Consegna 1
Rispondi a queste domande sul testo su Escher, contrassegnando le risposte allo stesso modo:
(a) Quale film di Dario Argento del 1977 viene citato?
(b) Di che tipo erano le conoscenze di Escher?
(c) Quali passaggi vengono indicati come importanti nel percorso dell'esposizione?
Consegna 2
Per ciascuna affermazione indica se concorda con il testo su Escher, rispondendo sì o no e citando le parole decisive del testo:
(a) Le conoscenze di Escher erano di tipo accademico e matematico.
(b) La comunità scientifica apprezza ancora oggi le opere di Escher.
(c) Suspiria è un film di Dario Argento.
Consegna 3
Prosegui il testo su Escher a partire dalla sua ultima frase.

Grazie all’ausilio degli schermi, è possibile soffermarsi su come le opere di Escher abbiano generato dei chiari riferimenti ipertestuali anche nel cinema e nel mondo delle serie: le famose scale di Relativitá o di Salita e discesa si trovano in film come Suspiria (Dario Argento, 1977), Il nome della rosa (Jean Jaques Annaud, a986), Harry Potter e la pietra filosofale (Chris Columbus, 2001), Inception (Christoper Nolan, 2010), Squid Games (Hwang Dong-Hyuk, 201).

Nonostante le conoscenze di Maurits Cornelis Escher fossero visive ed intuitive, mettendosi alla prova con l’architettura e la prospettiva l’artista non solo ha saputo creare mondi dove l’impossibile si fa reale ma, ancora oggi, stupisce la comunità scientifica che stima e apprezza le sue opere per il punto d’incontro tra arte e scienza. L’esposizione si presenta come un percorso in cui il cambiamento e la metamorfosi sono passaggi importanti nella vita e nell’arte di Escher, esemplari di una ricerca capace di andare oltre le regole logiche del mondo percettibile e di sfociare in una dimensione metafisica, presentando agli occhi di chi guarda anche come un gioco.

Voci del dataset
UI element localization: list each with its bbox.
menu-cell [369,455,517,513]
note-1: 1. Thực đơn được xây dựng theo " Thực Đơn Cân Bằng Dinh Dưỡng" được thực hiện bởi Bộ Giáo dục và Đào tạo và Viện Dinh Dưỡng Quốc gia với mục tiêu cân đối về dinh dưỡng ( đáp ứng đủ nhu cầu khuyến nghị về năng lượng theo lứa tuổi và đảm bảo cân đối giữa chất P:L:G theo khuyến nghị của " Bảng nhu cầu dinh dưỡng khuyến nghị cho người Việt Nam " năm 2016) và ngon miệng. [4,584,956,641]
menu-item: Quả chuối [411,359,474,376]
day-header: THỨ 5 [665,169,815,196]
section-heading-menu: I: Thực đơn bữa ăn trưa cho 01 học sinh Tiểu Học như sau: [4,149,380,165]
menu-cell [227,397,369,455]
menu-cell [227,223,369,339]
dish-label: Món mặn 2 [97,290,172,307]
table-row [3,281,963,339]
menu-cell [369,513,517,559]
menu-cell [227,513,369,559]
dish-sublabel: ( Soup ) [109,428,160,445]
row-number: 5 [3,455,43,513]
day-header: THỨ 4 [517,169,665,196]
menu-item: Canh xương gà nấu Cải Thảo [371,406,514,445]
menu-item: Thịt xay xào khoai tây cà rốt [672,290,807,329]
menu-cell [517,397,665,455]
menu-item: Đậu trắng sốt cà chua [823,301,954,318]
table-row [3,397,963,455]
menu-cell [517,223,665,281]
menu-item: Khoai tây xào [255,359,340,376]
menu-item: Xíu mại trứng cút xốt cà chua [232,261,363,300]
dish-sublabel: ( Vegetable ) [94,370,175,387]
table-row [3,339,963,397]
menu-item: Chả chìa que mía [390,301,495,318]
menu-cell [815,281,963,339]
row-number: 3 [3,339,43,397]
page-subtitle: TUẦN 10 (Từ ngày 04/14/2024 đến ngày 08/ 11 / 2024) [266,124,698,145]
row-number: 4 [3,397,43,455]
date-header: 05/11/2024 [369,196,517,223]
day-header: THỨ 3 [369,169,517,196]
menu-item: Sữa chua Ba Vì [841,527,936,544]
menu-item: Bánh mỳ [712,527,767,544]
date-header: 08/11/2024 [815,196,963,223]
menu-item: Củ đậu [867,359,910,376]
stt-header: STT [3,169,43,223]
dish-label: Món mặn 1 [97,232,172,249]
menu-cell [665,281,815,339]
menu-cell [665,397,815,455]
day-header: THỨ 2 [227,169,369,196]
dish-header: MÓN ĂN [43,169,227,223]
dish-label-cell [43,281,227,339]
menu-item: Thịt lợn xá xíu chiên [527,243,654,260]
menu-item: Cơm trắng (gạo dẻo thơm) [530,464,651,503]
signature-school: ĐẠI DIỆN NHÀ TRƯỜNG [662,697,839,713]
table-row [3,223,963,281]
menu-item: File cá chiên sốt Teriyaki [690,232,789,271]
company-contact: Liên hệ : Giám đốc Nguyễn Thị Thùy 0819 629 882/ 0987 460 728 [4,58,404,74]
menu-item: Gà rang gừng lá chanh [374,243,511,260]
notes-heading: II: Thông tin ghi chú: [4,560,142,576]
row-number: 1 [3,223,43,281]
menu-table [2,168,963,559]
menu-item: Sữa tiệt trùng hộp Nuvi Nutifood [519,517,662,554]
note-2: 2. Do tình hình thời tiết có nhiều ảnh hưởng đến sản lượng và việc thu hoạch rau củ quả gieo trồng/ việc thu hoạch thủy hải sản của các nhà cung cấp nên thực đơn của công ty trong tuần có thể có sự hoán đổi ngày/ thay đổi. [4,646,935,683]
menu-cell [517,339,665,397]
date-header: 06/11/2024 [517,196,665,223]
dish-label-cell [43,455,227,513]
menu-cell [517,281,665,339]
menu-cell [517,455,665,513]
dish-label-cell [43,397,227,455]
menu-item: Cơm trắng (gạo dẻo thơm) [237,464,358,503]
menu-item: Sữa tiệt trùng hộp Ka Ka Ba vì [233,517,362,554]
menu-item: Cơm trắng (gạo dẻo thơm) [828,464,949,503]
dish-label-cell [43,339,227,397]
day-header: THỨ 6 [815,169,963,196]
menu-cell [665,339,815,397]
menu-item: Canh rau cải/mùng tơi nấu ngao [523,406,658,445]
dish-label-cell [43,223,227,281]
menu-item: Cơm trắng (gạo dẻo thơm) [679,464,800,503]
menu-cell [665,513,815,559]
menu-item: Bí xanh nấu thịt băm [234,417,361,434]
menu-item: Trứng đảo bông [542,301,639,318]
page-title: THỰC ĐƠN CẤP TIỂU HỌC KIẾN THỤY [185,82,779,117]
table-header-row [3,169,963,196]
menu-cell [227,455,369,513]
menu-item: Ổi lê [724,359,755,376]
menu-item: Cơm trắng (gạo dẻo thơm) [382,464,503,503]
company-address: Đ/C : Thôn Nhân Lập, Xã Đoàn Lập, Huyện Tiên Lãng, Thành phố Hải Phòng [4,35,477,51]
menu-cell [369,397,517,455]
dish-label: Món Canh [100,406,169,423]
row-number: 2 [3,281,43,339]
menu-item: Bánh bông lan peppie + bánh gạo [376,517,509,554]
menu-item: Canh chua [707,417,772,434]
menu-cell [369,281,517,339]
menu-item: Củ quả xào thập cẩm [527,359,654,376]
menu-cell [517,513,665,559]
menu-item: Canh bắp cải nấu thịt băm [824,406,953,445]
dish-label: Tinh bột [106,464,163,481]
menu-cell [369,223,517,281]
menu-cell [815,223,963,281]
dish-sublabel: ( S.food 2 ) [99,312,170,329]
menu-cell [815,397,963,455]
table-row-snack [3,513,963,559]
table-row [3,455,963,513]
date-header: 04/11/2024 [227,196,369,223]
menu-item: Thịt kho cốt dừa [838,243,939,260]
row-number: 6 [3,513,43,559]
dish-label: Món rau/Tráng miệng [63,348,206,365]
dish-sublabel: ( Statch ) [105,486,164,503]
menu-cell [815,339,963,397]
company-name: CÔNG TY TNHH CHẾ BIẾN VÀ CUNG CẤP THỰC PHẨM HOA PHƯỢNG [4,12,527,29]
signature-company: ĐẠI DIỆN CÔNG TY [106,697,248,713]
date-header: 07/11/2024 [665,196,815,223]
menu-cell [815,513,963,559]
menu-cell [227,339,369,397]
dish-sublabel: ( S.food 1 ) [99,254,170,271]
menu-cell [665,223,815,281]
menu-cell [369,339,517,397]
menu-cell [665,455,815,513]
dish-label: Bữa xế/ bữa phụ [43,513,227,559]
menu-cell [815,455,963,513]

Risposta 1
(a) Suspiria.
(b) Visive e intuitive.
(c) Il cambiamento e la metamorfosi.

Risposta 2
(a) No: "le conoscenze di Maurits Cornelis Escher fossero visive ed intuitive".
(b) Sì: "ancora oggi, stupisce la comunità scientifica che stima e apprezza le sue opere".
(c) Sì: "Suspiria (Dario Argento, 1977)".

Risposta 3
Dopotutto lo stesso Escher sosteneva “Il mio è un gioco. Un gioco molto serio!“, come se nel gioco della creazione di questi nuovi mondi egli andasse alla ricerca di una qualche verità molto più profonda di quanto si possa pensare a prima vista. Ed è in quest’ottica che il visitatore viene catturato e trasportato nel gioco dualistico dell’immaginario e del reale, del sembrare e dell’essere, del caos e dell’ordine, del singolo e del tutto circostante, in un turbinio continuo di cambiamenti.

Un viaggio dinamico per visitatori, nel quale è impossibile non fermarsi per cercare di capire dove inizi l’impossibile e dove finisca il possibile. La presenza di istallazioni e telecamere fa si che i visitatori interagiscano con alcune opere, rendendosi partecipatori attivi del genio creativo dell’artista.

La mostra continua:
Palazzo Bonaparte
Piazza Venezia 5 – ROMA

Arthemisia presenta
Escher
dal 31 ottobre 2023 al 1° aprile 2024
orari apertura: da lunedì a giovedì dalle 9.00 alle 19.30
venerdì, sabato e domenica dalle 9.00 alle 21.00
(la biglietteria chiude un’ora prima)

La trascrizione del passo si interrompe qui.